WRITTEN INSTRUCTION: Pick out each line of the records that includes the string "Anomalies", and copy it.

***** EXTRACTED ENTRIES

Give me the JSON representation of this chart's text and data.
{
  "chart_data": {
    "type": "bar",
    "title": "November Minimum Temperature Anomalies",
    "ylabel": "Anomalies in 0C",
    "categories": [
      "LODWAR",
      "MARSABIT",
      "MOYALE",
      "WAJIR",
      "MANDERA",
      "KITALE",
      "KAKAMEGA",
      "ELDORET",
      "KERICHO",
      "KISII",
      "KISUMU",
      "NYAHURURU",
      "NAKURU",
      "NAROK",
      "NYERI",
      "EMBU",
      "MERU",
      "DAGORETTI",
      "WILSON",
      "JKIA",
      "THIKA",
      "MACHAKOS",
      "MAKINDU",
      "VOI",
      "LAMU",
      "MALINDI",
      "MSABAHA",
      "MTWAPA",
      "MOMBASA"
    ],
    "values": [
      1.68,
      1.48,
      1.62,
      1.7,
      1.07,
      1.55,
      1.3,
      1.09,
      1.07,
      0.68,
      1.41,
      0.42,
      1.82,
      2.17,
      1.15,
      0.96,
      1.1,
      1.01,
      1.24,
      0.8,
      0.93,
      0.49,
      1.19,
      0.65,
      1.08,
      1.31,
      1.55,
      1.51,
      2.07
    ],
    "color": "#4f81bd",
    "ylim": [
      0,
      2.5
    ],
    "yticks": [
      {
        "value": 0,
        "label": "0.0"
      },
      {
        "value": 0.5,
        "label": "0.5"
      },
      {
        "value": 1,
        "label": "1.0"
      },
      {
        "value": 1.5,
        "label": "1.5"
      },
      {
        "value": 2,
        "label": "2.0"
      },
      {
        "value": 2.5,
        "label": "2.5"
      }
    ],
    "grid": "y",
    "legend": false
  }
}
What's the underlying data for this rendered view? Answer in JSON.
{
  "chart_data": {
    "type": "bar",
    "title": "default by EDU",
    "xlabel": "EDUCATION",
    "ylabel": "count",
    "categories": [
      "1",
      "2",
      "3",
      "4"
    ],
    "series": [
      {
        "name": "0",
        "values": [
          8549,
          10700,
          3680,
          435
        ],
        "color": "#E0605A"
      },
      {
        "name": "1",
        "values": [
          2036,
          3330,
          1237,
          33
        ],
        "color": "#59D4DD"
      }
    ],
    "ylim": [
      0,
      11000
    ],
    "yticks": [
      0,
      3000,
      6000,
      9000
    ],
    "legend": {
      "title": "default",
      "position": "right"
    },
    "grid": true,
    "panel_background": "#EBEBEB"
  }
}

**********

RESULT:
    "title": "November Minimum Temperature Anomalies",
    "ylabel": "Anomalies in 0C",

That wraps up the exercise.